%%

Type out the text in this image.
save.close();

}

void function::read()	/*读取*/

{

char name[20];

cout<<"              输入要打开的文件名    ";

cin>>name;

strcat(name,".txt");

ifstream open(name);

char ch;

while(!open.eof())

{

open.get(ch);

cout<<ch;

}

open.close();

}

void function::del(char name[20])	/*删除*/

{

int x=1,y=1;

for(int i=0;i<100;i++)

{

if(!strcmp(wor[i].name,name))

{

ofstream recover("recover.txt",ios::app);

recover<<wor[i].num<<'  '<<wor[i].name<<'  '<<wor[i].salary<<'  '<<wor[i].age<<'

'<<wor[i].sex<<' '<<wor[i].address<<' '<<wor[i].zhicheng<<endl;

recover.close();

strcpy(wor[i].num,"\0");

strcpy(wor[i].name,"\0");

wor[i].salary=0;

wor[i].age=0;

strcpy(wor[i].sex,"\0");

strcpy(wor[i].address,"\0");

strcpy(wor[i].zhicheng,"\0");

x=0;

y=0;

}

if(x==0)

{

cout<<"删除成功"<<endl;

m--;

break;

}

%%

:: Given instruction ::
Copy every line of the material in which the word "address" occurs.

:: Result for this exercise ::
'<<wor[i].sex<<' '<<wor[i].address<<' '<<wor[i].zhicheng<<endl;
strcpy(wor[i].address,"\0");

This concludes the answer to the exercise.